Once the pictures are removed, restate the listing word for word.

= Beginning of Section =

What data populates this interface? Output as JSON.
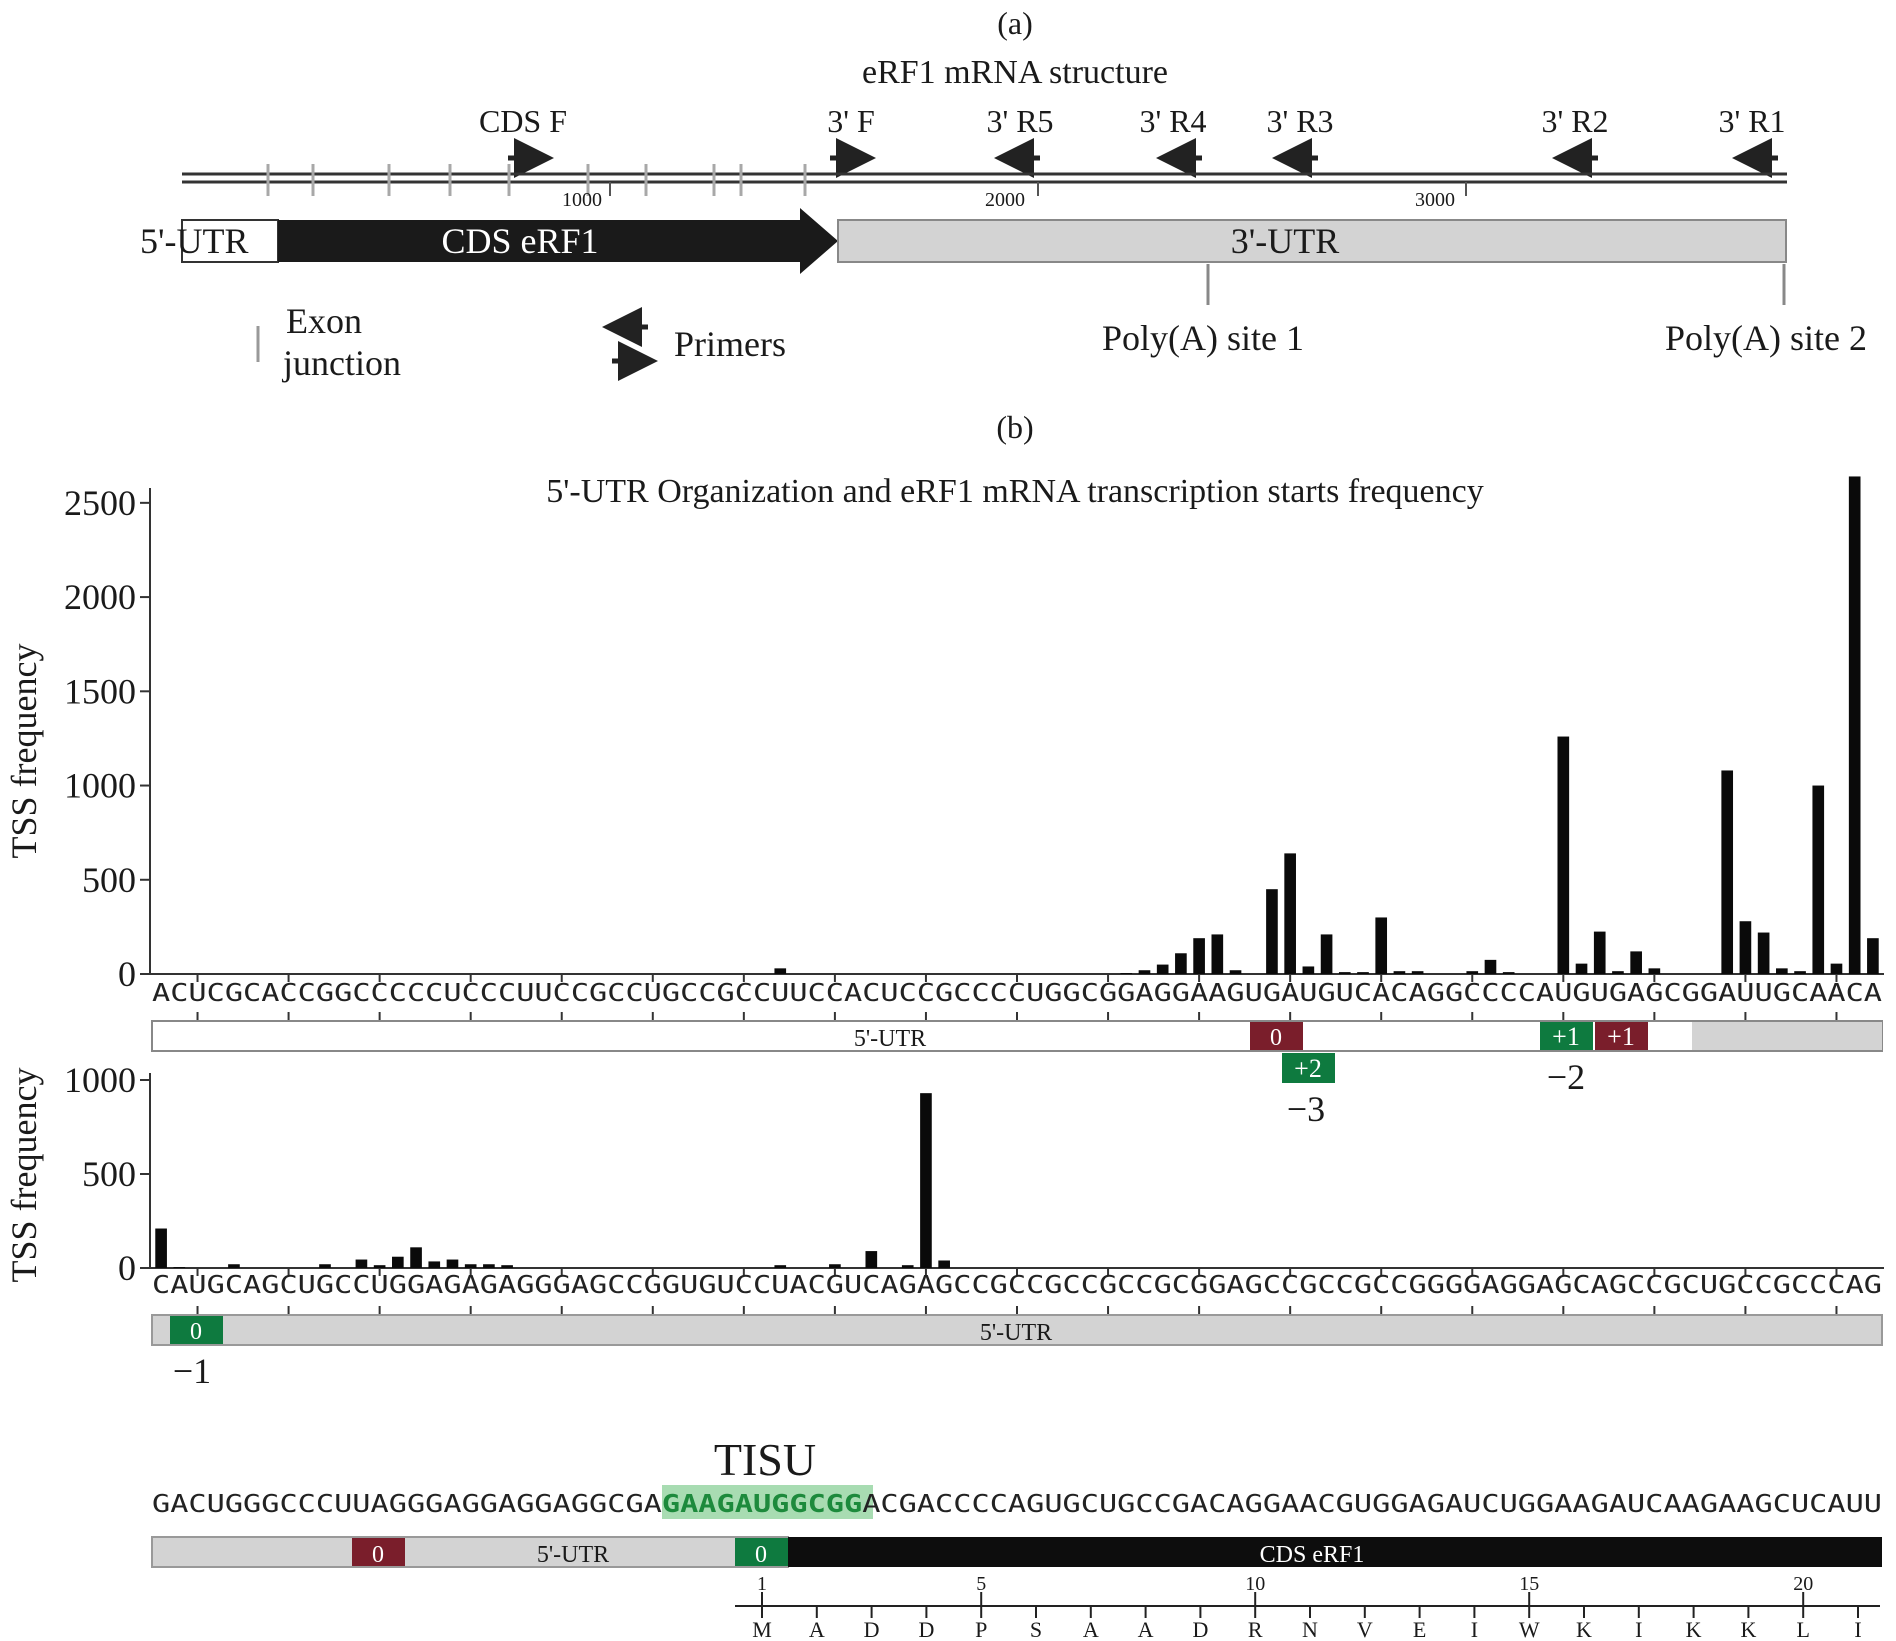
{
  "panel_a": {
    "label": "(a)",
    "title": "eRF1 mRNA structure",
    "primers": [
      {
        "label": "CDS F",
        "dir": "right"
      },
      {
        "label": "3' F",
        "dir": "right"
      },
      {
        "label": "3' R5",
        "dir": "left"
      },
      {
        "label": "3' R4",
        "dir": "left"
      },
      {
        "label": "3' R3",
        "dir": "left"
      },
      {
        "label": "3' R2",
        "dir": "left"
      },
      {
        "label": "3' R1",
        "dir": "left"
      }
    ],
    "scale_ticks": [
      "1000",
      "2000",
      "3000"
    ],
    "regions": {
      "utr5": "5'-UTR",
      "cds": "CDS  eRF1",
      "utr3": "3'-UTR"
    },
    "legend": {
      "exon_line1": "Exon",
      "exon_line2": "junction",
      "primers": "Primers"
    },
    "polya": [
      "Poly(A) site 1",
      "Poly(A) site 2"
    ]
  },
  "panel_b": {
    "label": "(b)",
    "title": "5'-UTR Organization and eRF1 mRNA transcription starts frequency",
    "ylabel": "TSS frequency",
    "track1": {
      "yticks": [
        "2500",
        "2000",
        "1500",
        "1000",
        "500",
        "0"
      ],
      "sequence": "ACUCGCACCGGCCCCCUCCCUUCCGCCUGCCGCCUUCCACUCCGCCCCUGGCGGAGGAAGUGAUGUCACAGGCCCCAUGUGAGCGGAUUGCAACA",
      "region_label": "5'-UTR",
      "badges": [
        {
          "text": "0",
          "color": "#7a1e2b"
        },
        {
          "text": "+2",
          "color": "#0e7a3f"
        },
        {
          "text": "+1",
          "color": "#0e7a3f"
        },
        {
          "text": "+1",
          "color": "#7a1e2b"
        }
      ],
      "notes": [
        "−3",
        "−2"
      ]
    },
    "track2": {
      "yticks": [
        "1000",
        "500",
        "0"
      ],
      "sequence": "CAUGCAGCUGCCUGGAGAGAGGGAGCCGGUGUCCUACGUCAGAGCCGCCGCCGCCGCGGAGCCGCCGCCGGGGAGGAGCAGCCGCUGCCGCCCAG",
      "region_label": "5'-UTR",
      "badge": {
        "text": "0",
        "color": "#0e7a3f"
      },
      "note": "−1"
    },
    "track3": {
      "tisu_label": "TISU",
      "sequence_pre": "GACUGGGCCCUUAGGGAGGAGGAGGCGA",
      "sequence_tisu": "GAAGAUGGCGG",
      "sequence_post": "ACGACCCCAGUGCUGCCGACAGGAACGUGGAGAUCUGGAAGAUCAAGAAGCUCAUU",
      "utr_label": "5'-UTR",
      "cds_label": "CDS eRF1",
      "badges": [
        {
          "text": "0",
          "color": "#7a1e2b"
        },
        {
          "text": "0",
          "color": "#0e7a3f"
        }
      ],
      "aa_ticks": [
        "1",
        "5",
        "10",
        "15",
        "20"
      ],
      "amino_acids": [
        "M",
        "A",
        "D",
        "D",
        "P",
        "S",
        "A",
        "A",
        "D",
        "R",
        "N",
        "V",
        "E",
        "I",
        "W",
        "K",
        "I",
        "K",
        "K",
        "L",
        "I"
      ]
    }
  },
  "chart_data": [
    {
      "type": "bar",
      "title": "5'-UTR Organization and eRF1 mRNA transcription starts frequency",
      "ylabel": "TSS frequency",
      "ylim": [
        0,
        2600
      ],
      "categories": "ACUCGCACCGGCCCCCUCCCUUCCGCCUGCCGCCUUCCACUCCGCCCCUGGCGGAGGAAGUGAUGUCACAGGCCCCAUGUGAGCGGAUUGCAACA",
      "values": [
        0,
        0,
        0,
        0,
        0,
        0,
        0,
        0,
        0,
        0,
        0,
        0,
        0,
        0,
        0,
        0,
        0,
        0,
        0,
        0,
        0,
        0,
        0,
        0,
        0,
        0,
        0,
        0,
        0,
        0,
        0,
        0,
        0,
        0,
        30,
        0,
        0,
        0,
        0,
        0,
        0,
        0,
        0,
        0,
        0,
        0,
        0,
        0,
        0,
        0,
        0,
        0,
        0,
        5,
        20,
        50,
        110,
        190,
        210,
        20,
        0,
        450,
        640,
        40,
        210,
        10,
        10,
        300,
        15,
        15,
        0,
        0,
        15,
        75,
        10,
        0,
        0,
        1260,
        55,
        225,
        15,
        120,
        30,
        0,
        0,
        0,
        1080,
        280,
        220,
        30,
        15,
        1000,
        55,
        2640,
        190,
        0,
        65
      ]
    },
    {
      "type": "bar",
      "ylabel": "TSS frequency",
      "ylim": [
        0,
        1000
      ],
      "categories": "CAUGCAGCUGCCUGGAGAGAGGGAGCCGGUGUCCUACGUCAGAGCCGCCGCCGCCGCGGAGCCGCCGCCGGGGAGGAGCAGCCGCUGCCGCCCAG",
      "values": [
        210,
        5,
        0,
        0,
        20,
        0,
        0,
        0,
        0,
        20,
        0,
        45,
        15,
        60,
        110,
        35,
        45,
        20,
        20,
        15,
        0,
        0,
        0,
        0,
        0,
        0,
        0,
        0,
        0,
        0,
        0,
        0,
        0,
        0,
        15,
        0,
        0,
        20,
        0,
        90,
        0,
        15,
        930,
        40,
        0,
        0,
        0,
        0,
        0,
        0,
        0,
        0,
        0,
        0,
        0,
        0,
        0,
        0,
        0,
        0,
        0,
        0,
        0,
        0,
        0,
        0,
        0,
        0,
        0,
        0,
        0,
        0,
        0,
        0,
        0,
        0,
        0,
        0,
        0,
        0,
        0,
        0,
        0,
        0,
        0,
        0,
        0,
        0,
        0,
        0,
        0,
        0,
        0,
        0,
        0,
        0
      ]
    }
  ]
}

= End of Section =

▶ **Exercise result**
What data populates this interface? Output as JSON.
{
  "panel_a": {
    "label": "(a)",
    "title": "eRF1 mRNA structure",
    "primers": [
      {
        "label": "CDS F",
        "dir": "right"
      },
      {
        "label": "3' F",
        "dir": "right"
      },
      {
        "label": "3' R5",
        "dir": "left"
      },
      {
        "label": "3' R4",
        "dir": "left"
      },
      {
        "label": "3' R3",
        "dir": "left"
      },
      {
        "label": "3' R2",
        "dir": "left"
      },
      {
        "label": "3' R1",
        "dir": "left"
      }
    ],
    "scale_ticks": [
      "1000",
      "2000",
      "3000"
    ],
    "regions": {
      "utr5": "5'-UTR",
      "cds": "CDS  eRF1",
      "utr3": "3'-UTR"
    },
    "legend": {
      "exon_line1": "Exon",
      "exon_line2": "junction",
      "primers": "Primers"
    },
    "polya": [
      "Poly(A) site 1",
      "Poly(A) site 2"
    ]
  },
  "panel_b": {
    "label": "(b)",
    "title": "5'-UTR Organization and eRF1 mRNA transcription starts frequency",
    "ylabel": "TSS frequency",
    "track1": {
      "yticks": [
        "2500",
        "2000",
        "1500",
        "1000",
        "500",
        "0"
      ],
      "sequence": "ACUCGCACCGGCCCCCUCCCUUCCGCCUGCCGCCUUCCACUCCGCCCCUGGCGGAGGAAGUGAUGUCACAGGCCCCAUGUGAGCGGAUUGCAACA",
      "region_label": "5'-UTR",
      "badges": [
        {
          "text": "0",
          "color": "#7a1e2b"
        },
        {
          "text": "+2",
          "color": "#0e7a3f"
        },
        {
          "text": "+1",
          "color": "#0e7a3f"
        },
        {
          "text": "+1",
          "color": "#7a1e2b"
        }
      ],
      "notes": [
        "−3",
        "−2"
      ]
    },
    "track2": {
      "yticks": [
        "1000",
        "500",
        "0"
      ],
      "sequence": "CAUGCAGCUGCCUGGAGAGAGGGAGCCGGUGUCCUACGUCAGAGCCGCCGCCGCCGCGGAGCCGCCGCCGGGGAGGAGCAGCCGCUGCCGCCCAG",
      "region_label": "5'-UTR",
      "badge": {
        "text": "0",
        "color": "#0e7a3f"
      },
      "note": "−1"
    },
    "track3": {
      "tisu_label": "TISU",
      "sequence_pre": "GACUGGGCCCUUAGGGAGGAGGAGGCGA",
      "sequence_tisu": "GAAGAUGGCGG",
      "sequence_post": "ACGACCCCAGUGCUGCCGACAGGAACGUGGAGAUCUGGAAGAUCAAGAAGCUCAUU",
      "utr_label": "5'-UTR",
      "cds_label": "CDS eRF1",
      "badges": [
        {
          "text": "0",
          "color": "#7a1e2b"
        },
        {
          "text": "0",
          "color": "#0e7a3f"
        }
      ],
      "aa_ticks": [
        "1",
        "5",
        "10",
        "15",
        "20"
      ],
      "amino_acids": [
        "M",
        "A",
        "D",
        "D",
        "P",
        "S",
        "A",
        "A",
        "D",
        "R",
        "N",
        "V",
        "E",
        "I",
        "W",
        "K",
        "I",
        "K",
        "K",
        "L",
        "I"
      ]
    }
  },
  "chart_data": [
    {
      "type": "bar",
      "title": "5'-UTR Organization and eRF1 mRNA transcription starts frequency",
      "ylabel": "TSS frequency",
      "ylim": [
        0,
        2600
      ],
      "categories": "ACUCGCACCGGCCCCCUCCCUUCCGCCUGCCGCCUUCCACUCCGCCCCUGGCGGAGGAAGUGAUGUCACAGGCCCCAUGUGAGCGGAUUGCAACA",
      "values": [
        0,
        0,
        0,
        0,
        0,
        0,
        0,
        0,
        0,
        0,
        0,
        0,
        0,
        0,
        0,
        0,
        0,
        0,
        0,
        0,
        0,
        0,
        0,
        0,
        0,
        0,
        0,
        0,
        0,
        0,
        0,
        0,
        0,
        0,
        30,
        0,
        0,
        0,
        0,
        0,
        0,
        0,
        0,
        0,
        0,
        0,
        0,
        0,
        0,
        0,
        0,
        0,
        0,
        5,
        20,
        50,
        110,
        190,
        210,
        20,
        0,
        450,
        640,
        40,
        210,
        10,
        10,
        300,
        15,
        15,
        0,
        0,
        15,
        75,
        10,
        0,
        0,
        1260,
        55,
        225,
        15,
        120,
        30,
        0,
        0,
        0,
        1080,
        280,
        220,
        30,
        15,
        1000,
        55,
        2640,
        190,
        0,
        65
      ]
    },
    {
      "type": "bar",
      "ylabel": "TSS frequency",
      "ylim": [
        0,
        1000
      ],
      "categories": "CAUGCAGCUGCCUGGAGAGAGGGAGCCGGUGUCCUACGUCAGAGCCGCCGCCGCCGCGGAGCCGCCGCCGGGGAGGAGCAGCCGCUGCCGCCCAG",
      "values": [
        210,
        5,
        0,
        0,
        20,
        0,
        0,
        0,
        0,
        20,
        0,
        45,
        15,
        60,
        110,
        35,
        45,
        20,
        20,
        15,
        0,
        0,
        0,
        0,
        0,
        0,
        0,
        0,
        0,
        0,
        0,
        0,
        0,
        0,
        15,
        0,
        0,
        20,
        0,
        90,
        0,
        15,
        930,
        40,
        0,
        0,
        0,
        0,
        0,
        0,
        0,
        0,
        0,
        0,
        0,
        0,
        0,
        0,
        0,
        0,
        0,
        0,
        0,
        0,
        0,
        0,
        0,
        0,
        0,
        0,
        0,
        0,
        0,
        0,
        0,
        0,
        0,
        0,
        0,
        0,
        0,
        0,
        0,
        0,
        0,
        0,
        0,
        0,
        0,
        0,
        0,
        0,
        0,
        0,
        0,
        0
      ]
    }
  ]
}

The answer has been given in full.